From the listing that follows, output everything exactly except the pictures.

--------------------------------

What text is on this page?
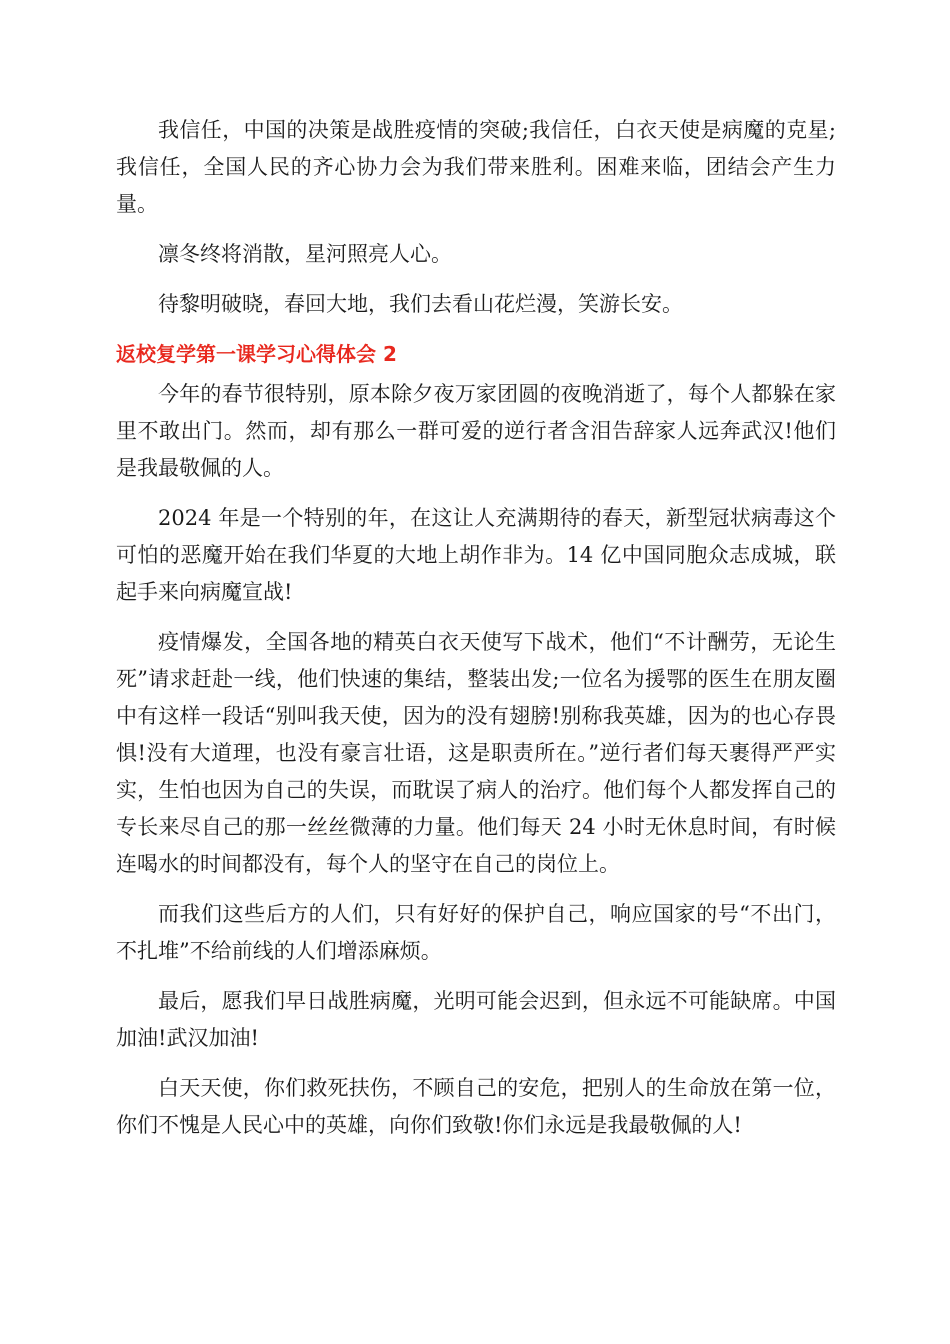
我信任，中国的决策是战胜疫情的突破;我信任，白衣天使是病魔的克星;我信任，全国人民的齐心协力会为我们带来胜利。困难来临，团结会产生力量。

凛冬终将消散，星河照亮人心。

待黎明破晓，春回大地，我们去看山花烂漫，笑游长安。

返校复学第一课学习心得体会 2

今年的春节很特别，原本除夕夜万家团圆的夜晚消逝了，每个人都躲在家里不敢出门。然而，却有那么一群可爱的逆行者含泪告辞家人远奔武汉!他们是我最敬佩的人。

2024 年是一个特别的年，在这让人充满期待的春天，新型冠状病毒这个可怕的恶魔开始在我们华夏的大地上胡作非为。14 亿中国同胞众志成城，联起手来向病魔宣战!

疫情爆发，全国各地的精英白衣天使写下战术，他们“不计酬劳，无论生死”请求赶赴一线，他们快速的集结，整装出发;一位名为援鄂的医生在朋友圈中有这样一段话“别叫我天使，因为的没有翅膀!别称我英雄，因为的也心存畏惧!没有大道理，也没有豪言壮语，这是职责所在。”逆行者们每天裹得严严实实，生怕也因为自己的失误，而耽误了病人的治疗。他们每个人都发挥自己的专长来尽自己的那一丝丝微薄的力量。他们每天 24 小时无休息时间，有时候连喝水的时间都没有，每个人的坚守在自己的岗位上。

而我们这些后方的人们，只有好好的保护自己，响应国家的号“不出门，不扎堆”不给前线的人们增添麻烦。

最后，愿我们早日战胜病魔，光明可能会迟到，但永远不可能缺席。中国加油!武汉加油!

白天天使，你们救死扶伤，不顾自己的安危，把别人的生命放在第一位，你们不愧是人民心中的英雄，向你们致敬!你们永远是我最敬佩的人!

--------------------------------

CORRECT RESPONSE >>
What text is on this page?
我信任，中国的决策是战胜疫情的突破;我信任，白衣天使是病魔的克星;我信任，全国人民的齐心协力会为我们带来胜利。困难来临，团结会产生力量。

凛冬终将消散，星河照亮人心。

待黎明破晓，春回大地，我们去看山花烂漫，笑游长安。

返校复学第一课学习心得体会 2

今年的春节很特别，原本除夕夜万家团圆的夜晚消逝了，每个人都躲在家里不敢出门。然而，却有那么一群可爱的逆行者含泪告辞家人远奔武汉!他们是我最敬佩的人。

2024 年是一个特别的年，在这让人充满期待的春天，新型冠状病毒这个可怕的恶魔开始在我们华夏的大地上胡作非为。14 亿中国同胞众志成城，联起手来向病魔宣战!

疫情爆发，全国各地的精英白衣天使写下战术，他们“不计酬劳，无论生死”请求赶赴一线，他们快速的集结，整装出发;一位名为援鄂的医生在朋友圈中有这样一段话“别叫我天使，因为的没有翅膀!别称我英雄，因为的也心存畏惧!没有大道理，也没有豪言壮语，这是职责所在。”逆行者们每天裹得严严实实，生怕也因为自己的失误，而耽误了病人的治疗。他们每个人都发挥自己的专长来尽自己的那一丝丝微薄的力量。他们每天 24 小时无休息时间，有时候连喝水的时间都没有，每个人的坚守在自己的岗位上。

而我们这些后方的人们，只有好好的保护自己，响应国家的号“不出门，不扎堆”不给前线的人们增添麻烦。

最后，愿我们早日战胜病魔，光明可能会迟到，但永远不可能缺席。中国加油!武汉加油!

白天天使，你们救死扶伤，不顾自己的安危，把别人的生命放在第一位，你们不愧是人民心中的英雄，向你们致敬!你们永远是我最敬佩的人!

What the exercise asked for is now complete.